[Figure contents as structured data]

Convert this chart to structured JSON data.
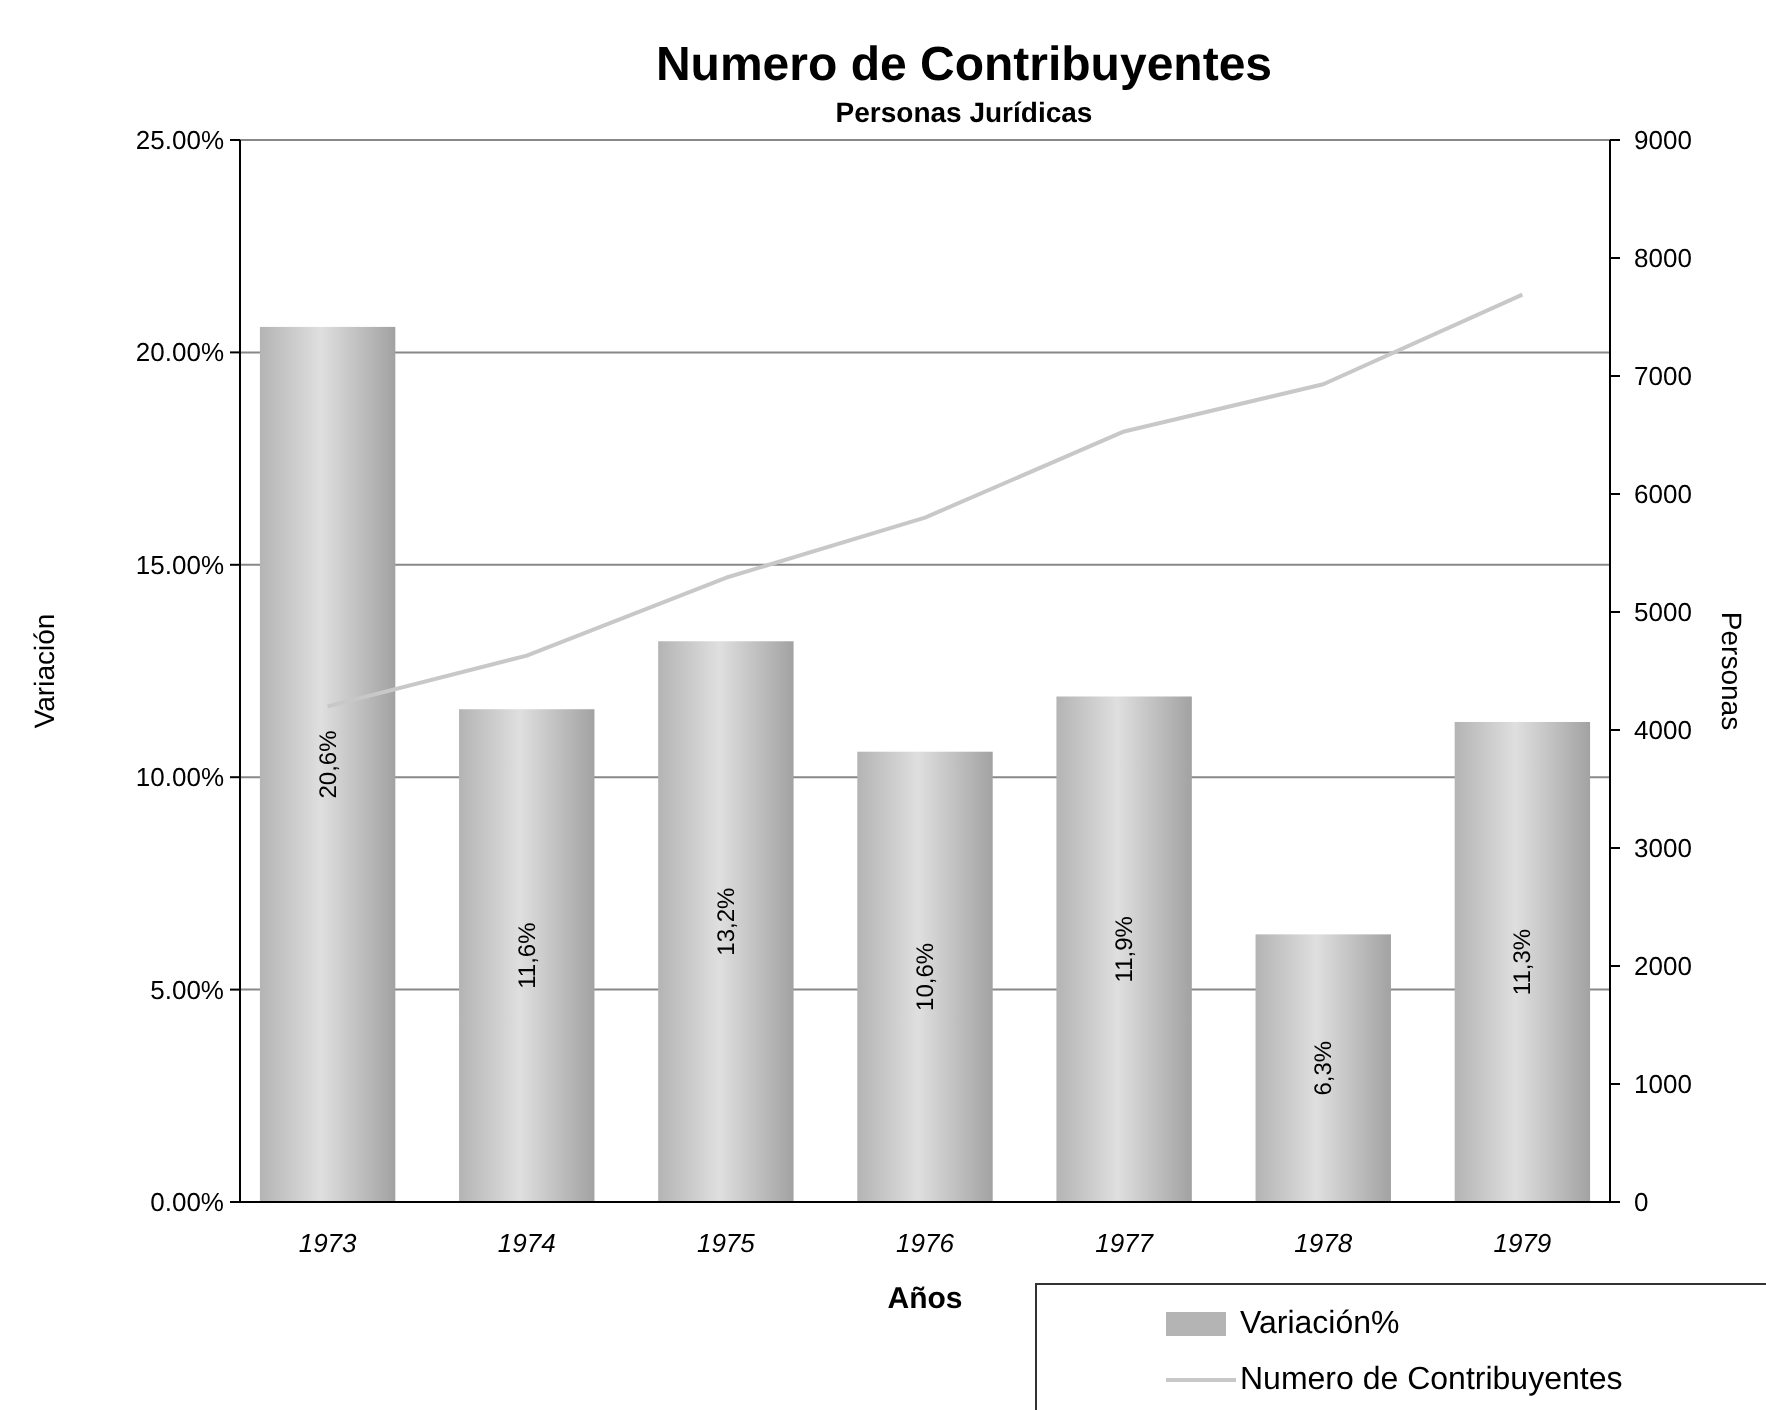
{
  "chart_data": {
    "type": "bar",
    "title": "Numero de Contribuyentes",
    "subtitle": "Personas Jurídicas",
    "xlabel": "Años",
    "ylabel": "Variación",
    "y2label": "Personas",
    "categories": [
      "1973",
      "1974",
      "1975",
      "1976",
      "1977",
      "1978",
      "1979"
    ],
    "series": [
      {
        "name": "Variación%",
        "color": "#b4b4b4",
        "values": [
          20.6,
          11.6,
          13.2,
          10.6,
          11.9,
          6.3,
          11.3
        ],
        "value_labels": [
          "20,6%",
          "11,6%",
          "13,2%",
          "10,6%",
          "11,9%",
          "6,3%",
          "11,3%"
        ]
      },
      {
        "name": "Numero de Contribuyentes",
        "type": "line",
        "axis": "y2",
        "color": "#c8c8c8",
        "values": [
          4200,
          4630,
          5290,
          5800,
          6530,
          6930,
          7690
        ]
      }
    ],
    "ylim": [
      0,
      25
    ],
    "yticks": [
      {
        "value": 0,
        "label": "0.00%"
      },
      {
        "value": 5,
        "label": "5.00%"
      },
      {
        "value": 10,
        "label": "10.00%"
      },
      {
        "value": 15,
        "label": "15.00%"
      },
      {
        "value": 20,
        "label": "20.00%"
      },
      {
        "value": 25,
        "label": "25.00%"
      }
    ],
    "y2lim": [
      0,
      9000
    ],
    "y2ticks": [
      0,
      1000,
      2000,
      3000,
      4000,
      5000,
      6000,
      7000,
      8000,
      9000
    ],
    "grid": "y",
    "legend": "bottom right",
    "line_style": "solid",
    "marker": "none"
  }
}
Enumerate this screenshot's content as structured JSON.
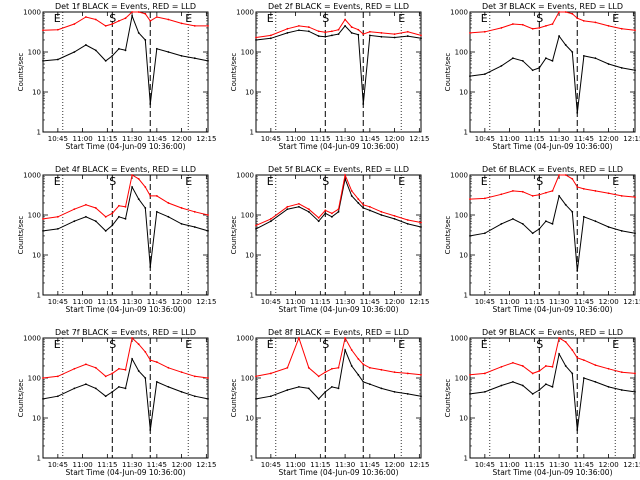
{
  "figure": {
    "panels": [
      {
        "title": "Det 1f BLACK = Events, RED = LLD",
        "xlabel": "Start Time (04-Jun-09 10:36:00)",
        "ylabel": "Counts/sec",
        "markers": [
          "E",
          "S",
          "E"
        ],
        "xticks": [
          "10:45",
          "11:00",
          "11:15",
          "11:30",
          "11:45",
          "12:00",
          "12:15"
        ],
        "yticks": [
          "1",
          "10",
          "100",
          "1000"
        ]
      },
      {
        "title": "Det 2f BLACK = Events, RED = LLD",
        "xlabel": "Start Time (04-Jun-09 10:36:00)",
        "ylabel": "Counts/sec",
        "markers": [
          "E",
          "S",
          "E"
        ],
        "xticks": [
          "10:45",
          "11:00",
          "11:15",
          "11:30",
          "11:45",
          "12:00",
          "12:15"
        ],
        "yticks": [
          "1",
          "10",
          "100",
          "1000"
        ]
      },
      {
        "title": "Det 3f BLACK = Events, RED = LLD",
        "xlabel": "Start Time (04-Jun-09 10:36:00)",
        "ylabel": "Counts/sec",
        "markers": [
          "E",
          "S",
          "E"
        ],
        "xticks": [
          "10:45",
          "11:00",
          "11:15",
          "11:30",
          "11:45",
          "12:00",
          "12:15"
        ],
        "yticks": [
          "1",
          "10",
          "100",
          "1000"
        ]
      },
      {
        "title": "Det 4f BLACK = Events, RED = LLD",
        "xlabel": "Start Time (04-Jun-09 10:36:00)",
        "ylabel": "Counts/sec",
        "markers": [
          "E",
          "S",
          "E"
        ],
        "xticks": [
          "10:45",
          "11:00",
          "11:15",
          "11:30",
          "11:45",
          "12:00",
          "12:15"
        ],
        "yticks": [
          "1",
          "10",
          "100",
          "1000"
        ]
      },
      {
        "title": "Det 5f BLACK = Events, RED = LLD",
        "xlabel": "Start Time (04-Jun-09 10:36:00)",
        "ylabel": "Counts/sec",
        "markers": [
          "E",
          "S",
          "E"
        ],
        "xticks": [
          "10:45",
          "11:00",
          "11:15",
          "11:30",
          "11:45",
          "12:00",
          "12:15"
        ],
        "yticks": [
          "1",
          "10",
          "100",
          "1000"
        ]
      },
      {
        "title": "Det 6f BLACK = Events, RED = LLD",
        "xlabel": "Start Time (04-Jun-09 10:36:00)",
        "ylabel": "Counts/sec",
        "markers": [
          "E",
          "S",
          "E"
        ],
        "xticks": [
          "10:45",
          "11:00",
          "11:15",
          "11:30",
          "11:45",
          "12:00",
          "12:15"
        ],
        "yticks": [
          "1",
          "10",
          "100",
          "1000"
        ]
      },
      {
        "title": "Det 7f BLACK = Events, RED = LLD",
        "xlabel": "Start Time (04-Jun-09 10:36:00)",
        "ylabel": "Counts/sec",
        "markers": [
          "E",
          "S",
          "E"
        ],
        "xticks": [
          "10:45",
          "11:00",
          "11:15",
          "11:30",
          "11:45",
          "12:00",
          "12:15"
        ],
        "yticks": [
          "1",
          "10",
          "100",
          "1000"
        ]
      },
      {
        "title": "Det 8f BLACK = Events, RED = LLD",
        "xlabel": "Start Time (04-Jun-09 10:36:00)",
        "ylabel": "Counts/sec",
        "markers": [
          "E",
          "S",
          "E"
        ],
        "xticks": [
          "10:45",
          "11:00",
          "11:15",
          "11:30",
          "11:45",
          "12:00",
          "12:15"
        ],
        "yticks": [
          "1",
          "10",
          "100",
          "1000"
        ]
      },
      {
        "title": "Det 9f BLACK = Events, RED = LLD",
        "xlabel": "Start Time (04-Jun-09 10:36:00)",
        "ylabel": "Counts/sec",
        "markers": [
          "E",
          "S",
          "E"
        ],
        "xticks": [
          "10:45",
          "11:00",
          "11:15",
          "11:30",
          "11:45",
          "12:00",
          "12:15"
        ],
        "yticks": [
          "1",
          "10",
          "100",
          "1000"
        ]
      }
    ]
  },
  "colors": {
    "events": "#000000",
    "lld": "#ff0000"
  },
  "chart_data": [
    {
      "type": "line",
      "title": "Det 1f BLACK = Events, RED = LLD",
      "xlabel": "Start Time (04-Jun-09 10:36:00)",
      "ylabel": "Counts/sec",
      "y_scale": "log",
      "ylim": [
        1,
        1000
      ],
      "xlim": [
        "10:36",
        "12:16"
      ],
      "vlines_dotted": [
        "10:48",
        "12:04"
      ],
      "vlines_dashed": [
        "11:18",
        "11:41"
      ],
      "x": [
        "10:36",
        "10:45",
        "10:55",
        "11:02",
        "11:08",
        "11:14",
        "11:18",
        "11:22",
        "11:26",
        "11:30",
        "11:34",
        "11:38",
        "11:41",
        "11:45",
        "11:52",
        "12:00",
        "12:08",
        "12:16"
      ],
      "series": [
        {
          "name": "Events",
          "color": "#000000",
          "values": [
            60,
            65,
            100,
            150,
            110,
            60,
            80,
            120,
            110,
            800,
            300,
            200,
            5,
            120,
            100,
            80,
            70,
            60
          ]
        },
        {
          "name": "LLD",
          "color": "#ff0000",
          "values": [
            350,
            360,
            500,
            750,
            650,
            450,
            500,
            600,
            700,
            1000,
            1000,
            900,
            600,
            750,
            650,
            520,
            450,
            450
          ]
        }
      ]
    },
    {
      "type": "line",
      "title": "Det 2f BLACK = Events, RED = LLD",
      "xlabel": "Start Time (04-Jun-09 10:36:00)",
      "ylabel": "Counts/sec",
      "y_scale": "log",
      "ylim": [
        1,
        1000
      ],
      "xlim": [
        "10:36",
        "12:16"
      ],
      "vlines_dotted": [
        "10:48",
        "12:04"
      ],
      "vlines_dashed": [
        "11:18",
        "11:41"
      ],
      "x": [
        "10:36",
        "10:45",
        "10:55",
        "11:02",
        "11:08",
        "11:14",
        "11:18",
        "11:22",
        "11:26",
        "11:30",
        "11:34",
        "11:38",
        "11:41",
        "11:45",
        "11:52",
        "12:00",
        "12:08",
        "12:16"
      ],
      "series": [
        {
          "name": "Events",
          "color": "#000000",
          "values": [
            200,
            220,
            300,
            350,
            330,
            250,
            240,
            260,
            280,
            450,
            300,
            270,
            5,
            260,
            240,
            230,
            250,
            220
          ]
        },
        {
          "name": "LLD",
          "color": "#ff0000",
          "values": [
            230,
            260,
            380,
            450,
            420,
            330,
            310,
            330,
            360,
            650,
            420,
            360,
            280,
            320,
            300,
            280,
            320,
            260
          ]
        }
      ]
    },
    {
      "type": "line",
      "title": "Det 3f BLACK = Events, RED = LLD",
      "xlabel": "Start Time (04-Jun-09 10:36:00)",
      "ylabel": "Counts/sec",
      "y_scale": "log",
      "ylim": [
        1,
        1000
      ],
      "xlim": [
        "10:36",
        "12:16"
      ],
      "vlines_dotted": [
        "10:48",
        "12:04"
      ],
      "vlines_dashed": [
        "11:18",
        "11:41"
      ],
      "x": [
        "10:36",
        "10:45",
        "10:55",
        "11:02",
        "11:08",
        "11:14",
        "11:18",
        "11:22",
        "11:26",
        "11:30",
        "11:34",
        "11:38",
        "11:41",
        "11:45",
        "11:52",
        "12:00",
        "12:08",
        "12:16"
      ],
      "series": [
        {
          "name": "Events",
          "color": "#000000",
          "values": [
            25,
            28,
            45,
            70,
            60,
            35,
            40,
            70,
            60,
            250,
            150,
            100,
            3,
            80,
            70,
            50,
            40,
            35
          ]
        },
        {
          "name": "LLD",
          "color": "#ff0000",
          "values": [
            300,
            320,
            400,
            500,
            480,
            380,
            400,
            450,
            500,
            1000,
            1000,
            900,
            700,
            600,
            550,
            450,
            380,
            350
          ]
        }
      ]
    },
    {
      "type": "line",
      "title": "Det 4f BLACK = Events, RED = LLD",
      "xlabel": "Start Time (04-Jun-09 10:36:00)",
      "ylabel": "Counts/sec",
      "y_scale": "log",
      "ylim": [
        1,
        1000
      ],
      "xlim": [
        "10:36",
        "12:16"
      ],
      "vlines_dotted": [
        "10:48",
        "12:04"
      ],
      "vlines_dashed": [
        "11:18",
        "11:41"
      ],
      "x": [
        "10:36",
        "10:45",
        "10:55",
        "11:02",
        "11:08",
        "11:14",
        "11:18",
        "11:22",
        "11:26",
        "11:30",
        "11:34",
        "11:38",
        "11:41",
        "11:45",
        "11:52",
        "12:00",
        "12:08",
        "12:16"
      ],
      "series": [
        {
          "name": "Events",
          "color": "#000000",
          "values": [
            40,
            45,
            70,
            90,
            70,
            40,
            55,
            90,
            80,
            500,
            250,
            150,
            5,
            120,
            90,
            60,
            50,
            40
          ]
        },
        {
          "name": "LLD",
          "color": "#ff0000",
          "values": [
            80,
            90,
            140,
            180,
            150,
            90,
            110,
            170,
            160,
            1000,
            800,
            500,
            300,
            300,
            200,
            150,
            120,
            100
          ]
        }
      ]
    },
    {
      "type": "line",
      "title": "Det 5f BLACK = Events, RED = LLD",
      "xlabel": "Start Time (04-Jun-09 10:36:00)",
      "ylabel": "Counts/sec",
      "y_scale": "log",
      "ylim": [
        1,
        1000
      ],
      "xlim": [
        "10:36",
        "12:16"
      ],
      "vlines_dotted": [
        "10:48",
        "12:04"
      ],
      "vlines_dashed": [
        "11:18",
        "11:41"
      ],
      "x": [
        "10:36",
        "10:45",
        "10:55",
        "11:02",
        "11:08",
        "11:14",
        "11:18",
        "11:22",
        "11:26",
        "11:30",
        "11:34",
        "11:38",
        "11:41",
        "11:45",
        "11:52",
        "12:00",
        "12:08",
        "12:16"
      ],
      "series": [
        {
          "name": "Events",
          "color": "#000000",
          "values": [
            45,
            70,
            140,
            160,
            120,
            70,
            110,
            90,
            120,
            800,
            300,
            200,
            150,
            130,
            100,
            80,
            60,
            50
          ]
        },
        {
          "name": "LLD",
          "color": "#ff0000",
          "values": [
            55,
            80,
            160,
            190,
            140,
            85,
            130,
            110,
            140,
            1000,
            400,
            250,
            180,
            160,
            120,
            95,
            75,
            65
          ]
        }
      ]
    },
    {
      "type": "line",
      "title": "Det 6f BLACK = Events, RED = LLD",
      "xlabel": "Start Time (04-Jun-09 10:36:00)",
      "ylabel": "Counts/sec",
      "y_scale": "log",
      "ylim": [
        1,
        1000
      ],
      "xlim": [
        "10:36",
        "12:16"
      ],
      "vlines_dotted": [
        "10:48",
        "12:04"
      ],
      "vlines_dashed": [
        "11:18",
        "11:41"
      ],
      "x": [
        "10:36",
        "10:45",
        "10:55",
        "11:02",
        "11:08",
        "11:14",
        "11:18",
        "11:22",
        "11:26",
        "11:30",
        "11:34",
        "11:38",
        "11:41",
        "11:45",
        "11:52",
        "12:00",
        "12:08",
        "12:16"
      ],
      "series": [
        {
          "name": "Events",
          "color": "#000000",
          "values": [
            30,
            35,
            60,
            80,
            60,
            35,
            45,
            70,
            60,
            300,
            180,
            120,
            4,
            90,
            70,
            50,
            40,
            35
          ]
        },
        {
          "name": "LLD",
          "color": "#ff0000",
          "values": [
            250,
            260,
            330,
            400,
            380,
            300,
            320,
            360,
            400,
            1000,
            1000,
            800,
            500,
            450,
            400,
            350,
            300,
            280
          ]
        }
      ]
    },
    {
      "type": "line",
      "title": "Det 7f BLACK = Events, RED = LLD",
      "xlabel": "Start Time (04-Jun-09 10:36:00)",
      "ylabel": "Counts/sec",
      "y_scale": "log",
      "ylim": [
        1,
        1000
      ],
      "xlim": [
        "10:36",
        "12:16"
      ],
      "vlines_dotted": [
        "10:48",
        "12:04"
      ],
      "vlines_dashed": [
        "11:18",
        "11:41"
      ],
      "x": [
        "10:36",
        "10:45",
        "10:55",
        "11:02",
        "11:08",
        "11:14",
        "11:18",
        "11:22",
        "11:26",
        "11:30",
        "11:34",
        "11:38",
        "11:41",
        "11:45",
        "11:52",
        "12:00",
        "12:08",
        "12:16"
      ],
      "series": [
        {
          "name": "Events",
          "color": "#000000",
          "values": [
            30,
            35,
            55,
            70,
            55,
            35,
            45,
            60,
            55,
            300,
            150,
            100,
            5,
            80,
            60,
            45,
            35,
            30
          ]
        },
        {
          "name": "LLD",
          "color": "#ff0000",
          "values": [
            100,
            110,
            170,
            220,
            180,
            110,
            130,
            170,
            160,
            1000,
            700,
            450,
            280,
            250,
            180,
            140,
            110,
            100
          ]
        }
      ]
    },
    {
      "type": "line",
      "title": "Det 8f BLACK = Events, RED = LLD",
      "xlabel": "Start Time (04-Jun-09 10:36:00)",
      "ylabel": "Counts/sec",
      "y_scale": "log",
      "ylim": [
        1,
        1000
      ],
      "xlim": [
        "10:36",
        "12:16"
      ],
      "vlines_dotted": [
        "10:48",
        "12:04"
      ],
      "vlines_dashed": [
        "11:18",
        "11:41"
      ],
      "x": [
        "10:36",
        "10:45",
        "10:55",
        "11:02",
        "11:08",
        "11:14",
        "11:18",
        "11:22",
        "11:26",
        "11:30",
        "11:34",
        "11:38",
        "11:41",
        "11:45",
        "11:52",
        "12:00",
        "12:08",
        "12:16"
      ],
      "series": [
        {
          "name": "Events",
          "color": "#000000",
          "values": [
            30,
            35,
            50,
            60,
            55,
            30,
            45,
            60,
            55,
            500,
            200,
            120,
            80,
            70,
            55,
            45,
            40,
            35
          ]
        },
        {
          "name": "LLD",
          "color": "#ff0000",
          "values": [
            110,
            130,
            180,
            1000,
            180,
            110,
            140,
            170,
            180,
            1000,
            500,
            300,
            220,
            180,
            160,
            140,
            130,
            120
          ]
        }
      ]
    },
    {
      "type": "line",
      "title": "Det 9f BLACK = Events, RED = LLD",
      "xlabel": "Start Time (04-Jun-09 10:36:00)",
      "ylabel": "Counts/sec",
      "y_scale": "log",
      "ylim": [
        1,
        1000
      ],
      "xlim": [
        "10:36",
        "12:16"
      ],
      "vlines_dotted": [
        "10:48",
        "12:04"
      ],
      "vlines_dashed": [
        "11:18",
        "11:41"
      ],
      "x": [
        "10:36",
        "10:45",
        "10:55",
        "11:02",
        "11:08",
        "11:14",
        "11:18",
        "11:22",
        "11:26",
        "11:30",
        "11:34",
        "11:38",
        "11:41",
        "11:45",
        "11:52",
        "12:00",
        "12:08",
        "12:16"
      ],
      "series": [
        {
          "name": "Events",
          "color": "#000000",
          "values": [
            40,
            45,
            65,
            80,
            65,
            40,
            50,
            70,
            60,
            400,
            200,
            130,
            5,
            100,
            80,
            60,
            50,
            45
          ]
        },
        {
          "name": "LLD",
          "color": "#ff0000",
          "values": [
            120,
            130,
            190,
            240,
            200,
            130,
            150,
            200,
            190,
            1000,
            800,
            500,
            320,
            280,
            210,
            170,
            140,
            130
          ]
        }
      ]
    }
  ]
}
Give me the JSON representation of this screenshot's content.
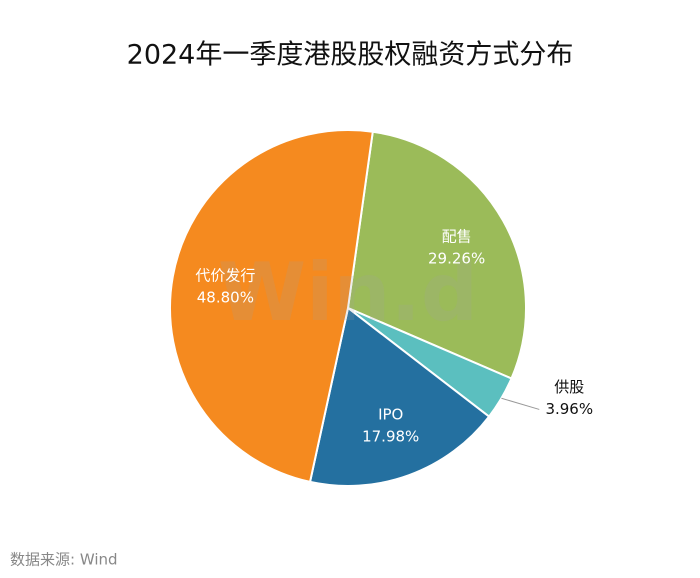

**What to work on**
Take every line from the data that contains the word "screenshot".

**Answer to the problem**
Enumerate this screenshot's content as structured JSON.
Give me the JSON representation of this screenshot's content.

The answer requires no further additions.